--- begin Rows ---

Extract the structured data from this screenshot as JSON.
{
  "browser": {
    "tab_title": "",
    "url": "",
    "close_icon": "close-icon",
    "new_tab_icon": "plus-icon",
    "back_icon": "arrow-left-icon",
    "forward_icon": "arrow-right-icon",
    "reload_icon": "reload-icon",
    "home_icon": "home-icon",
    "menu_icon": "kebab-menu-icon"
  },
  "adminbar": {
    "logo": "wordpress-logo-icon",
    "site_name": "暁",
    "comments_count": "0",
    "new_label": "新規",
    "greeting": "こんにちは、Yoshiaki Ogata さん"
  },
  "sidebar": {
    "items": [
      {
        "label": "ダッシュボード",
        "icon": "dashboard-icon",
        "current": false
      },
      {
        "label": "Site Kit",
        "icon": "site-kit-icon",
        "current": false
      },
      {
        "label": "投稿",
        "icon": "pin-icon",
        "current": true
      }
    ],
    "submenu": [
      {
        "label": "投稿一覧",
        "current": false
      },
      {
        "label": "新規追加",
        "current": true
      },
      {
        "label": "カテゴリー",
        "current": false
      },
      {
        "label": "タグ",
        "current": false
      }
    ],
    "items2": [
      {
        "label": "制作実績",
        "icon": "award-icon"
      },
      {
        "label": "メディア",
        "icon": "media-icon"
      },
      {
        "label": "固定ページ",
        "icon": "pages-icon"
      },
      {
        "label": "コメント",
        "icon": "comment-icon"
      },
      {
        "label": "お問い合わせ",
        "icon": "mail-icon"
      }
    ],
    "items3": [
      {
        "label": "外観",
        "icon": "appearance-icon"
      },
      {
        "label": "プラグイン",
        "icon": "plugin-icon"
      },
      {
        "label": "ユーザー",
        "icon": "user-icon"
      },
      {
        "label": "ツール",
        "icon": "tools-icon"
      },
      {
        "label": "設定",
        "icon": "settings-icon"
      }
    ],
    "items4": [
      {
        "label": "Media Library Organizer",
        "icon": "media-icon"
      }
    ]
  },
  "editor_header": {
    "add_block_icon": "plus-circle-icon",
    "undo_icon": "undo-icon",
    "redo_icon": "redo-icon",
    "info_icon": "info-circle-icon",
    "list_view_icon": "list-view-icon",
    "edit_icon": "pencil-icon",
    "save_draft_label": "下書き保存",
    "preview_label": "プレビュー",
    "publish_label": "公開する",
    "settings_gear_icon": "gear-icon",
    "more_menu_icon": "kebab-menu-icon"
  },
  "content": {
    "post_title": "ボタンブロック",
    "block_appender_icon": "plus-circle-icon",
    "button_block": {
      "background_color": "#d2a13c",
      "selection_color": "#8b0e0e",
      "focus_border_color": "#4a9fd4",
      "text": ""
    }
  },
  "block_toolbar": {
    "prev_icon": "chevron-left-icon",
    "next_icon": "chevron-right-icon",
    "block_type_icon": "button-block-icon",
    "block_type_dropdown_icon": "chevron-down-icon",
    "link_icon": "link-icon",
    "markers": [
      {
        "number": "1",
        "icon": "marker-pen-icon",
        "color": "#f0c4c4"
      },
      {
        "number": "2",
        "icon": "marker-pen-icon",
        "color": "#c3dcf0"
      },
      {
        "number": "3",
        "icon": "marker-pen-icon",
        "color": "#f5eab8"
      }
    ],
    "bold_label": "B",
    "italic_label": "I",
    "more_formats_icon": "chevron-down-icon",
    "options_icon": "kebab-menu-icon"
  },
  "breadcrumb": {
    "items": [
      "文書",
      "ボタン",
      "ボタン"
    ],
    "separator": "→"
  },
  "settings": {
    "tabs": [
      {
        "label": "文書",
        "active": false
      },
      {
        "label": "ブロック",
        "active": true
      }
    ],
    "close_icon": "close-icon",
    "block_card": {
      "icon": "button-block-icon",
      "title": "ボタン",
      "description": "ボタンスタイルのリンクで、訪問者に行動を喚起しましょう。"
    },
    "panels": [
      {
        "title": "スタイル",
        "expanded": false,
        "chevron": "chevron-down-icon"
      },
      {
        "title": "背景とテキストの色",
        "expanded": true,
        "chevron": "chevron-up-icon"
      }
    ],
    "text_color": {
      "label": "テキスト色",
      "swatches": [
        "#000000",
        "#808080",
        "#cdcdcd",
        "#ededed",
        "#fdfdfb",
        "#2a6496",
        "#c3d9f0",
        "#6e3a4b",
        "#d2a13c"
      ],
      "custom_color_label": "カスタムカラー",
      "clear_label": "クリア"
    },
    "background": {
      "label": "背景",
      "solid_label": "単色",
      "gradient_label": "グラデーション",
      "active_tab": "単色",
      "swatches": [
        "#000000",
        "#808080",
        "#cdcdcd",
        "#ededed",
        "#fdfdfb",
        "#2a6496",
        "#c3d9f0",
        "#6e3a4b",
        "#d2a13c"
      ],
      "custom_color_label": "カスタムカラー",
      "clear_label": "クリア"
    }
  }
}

--- end Rows ---

- [Task directions]:
Repeat every record, exactly as written.

- [Task solution]:
Extract the structured data from this screenshot as JSON.
{
  "browser": {
    "tab_title": "",
    "url": "",
    "close_icon": "close-icon",
    "new_tab_icon": "plus-icon",
    "back_icon": "arrow-left-icon",
    "forward_icon": "arrow-right-icon",
    "reload_icon": "reload-icon",
    "home_icon": "home-icon",
    "menu_icon": "kebab-menu-icon"
  },
  "adminbar": {
    "logo": "wordpress-logo-icon",
    "site_name": "暁",
    "comments_count": "0",
    "new_label": "新規",
    "greeting": "こんにちは、Yoshiaki Ogata さん"
  },
  "sidebar": {
    "items": [
      {
        "label": "ダッシュボード",
        "icon": "dashboard-icon",
        "current": false
      },
      {
        "label": "Site Kit",
        "icon": "site-kit-icon",
        "current": false
      },
      {
        "label": "投稿",
        "icon": "pin-icon",
        "current": true
      }
    ],
    "submenu": [
      {
        "label": "投稿一覧",
        "current": false
      },
      {
        "label": "新規追加",
        "current": true
      },
      {
        "label": "カテゴリー",
        "current": false
      },
      {
        "label": "タグ",
        "current": false
      }
    ],
    "items2": [
      {
        "label": "制作実績",
        "icon": "award-icon"
      },
      {
        "label": "メディア",
        "icon": "media-icon"
      },
      {
        "label": "固定ページ",
        "icon": "pages-icon"
      },
      {
        "label": "コメント",
        "icon": "comment-icon"
      },
      {
        "label": "お問い合わせ",
        "icon": "mail-icon"
      }
    ],
    "items3": [
      {
        "label": "外観",
        "icon": "appearance-icon"
      },
      {
        "label": "プラグイン",
        "icon": "plugin-icon"
      },
      {
        "label": "ユーザー",
        "icon": "user-icon"
      },
      {
        "label": "ツール",
        "icon": "tools-icon"
      },
      {
        "label": "設定",
        "icon": "settings-icon"
      }
    ],
    "items4": [
      {
        "label": "Media Library Organizer",
        "icon": "media-icon"
      }
    ]
  },
  "editor_header": {
    "add_block_icon": "plus-circle-icon",
    "undo_icon": "undo-icon",
    "redo_icon": "redo-icon",
    "info_icon": "info-circle-icon",
    "list_view_icon": "list-view-icon",
    "edit_icon": "pencil-icon",
    "save_draft_label": "下書き保存",
    "preview_label": "プレビュー",
    "publish_label": "公開する",
    "settings_gear_icon": "gear-icon",
    "more_menu_icon": "kebab-menu-icon"
  },
  "content": {
    "post_title": "ボタンブロック",
    "block_appender_icon": "plus-circle-icon",
    "button_block": {
      "background_color": "#d2a13c",
      "selection_color": "#8b0e0e",
      "focus_border_color": "#4a9fd4",
      "text": ""
    }
  },
  "block_toolbar": {
    "prev_icon": "chevron-left-icon",
    "next_icon": "chevron-right-icon",
    "block_type_icon": "button-block-icon",
    "block_type_dropdown_icon": "chevron-down-icon",
    "link_icon": "link-icon",
    "markers": [
      {
        "number": "1",
        "icon": "marker-pen-icon",
        "color": "#f0c4c4"
      },
      {
        "number": "2",
        "icon": "marker-pen-icon",
        "color": "#c3dcf0"
      },
      {
        "number": "3",
        "icon": "marker-pen-icon",
        "color": "#f5eab8"
      }
    ],
    "bold_label": "B",
    "italic_label": "I",
    "more_formats_icon": "chevron-down-icon",
    "options_icon": "kebab-menu-icon"
  },
  "breadcrumb": {
    "items": [
      "文書",
      "ボタン",
      "ボタン"
    ],
    "separator": "→"
  },
  "settings": {
    "tabs": [
      {
        "label": "文書",
        "active": false
      },
      {
        "label": "ブロック",
        "active": true
      }
    ],
    "close_icon": "close-icon",
    "block_card": {
      "icon": "button-block-icon",
      "title": "ボタン",
      "description": "ボタンスタイルのリンクで、訪問者に行動を喚起しましょう。"
    },
    "panels": [
      {
        "title": "スタイル",
        "expanded": false,
        "chevron": "chevron-down-icon"
      },
      {
        "title": "背景とテキストの色",
        "expanded": true,
        "chevron": "chevron-up-icon"
      }
    ],
    "text_color": {
      "label": "テキスト色",
      "swatches": [
        "#000000",
        "#808080",
        "#cdcdcd",
        "#ededed",
        "#fdfdfb",
        "#2a6496",
        "#c3d9f0",
        "#6e3a4b",
        "#d2a13c"
      ],
      "custom_color_label": "カスタムカラー",
      "clear_label": "クリア"
    },
    "background": {
      "label": "背景",
      "solid_label": "単色",
      "gradient_label": "グラデーション",
      "active_tab": "単色",
      "swatches": [
        "#000000",
        "#808080",
        "#cdcdcd",
        "#ededed",
        "#fdfdfb",
        "#2a6496",
        "#c3d9f0",
        "#6e3a4b",
        "#d2a13c"
      ],
      "custom_color_label": "カスタムカラー",
      "clear_label": "クリア"
    }
  }
}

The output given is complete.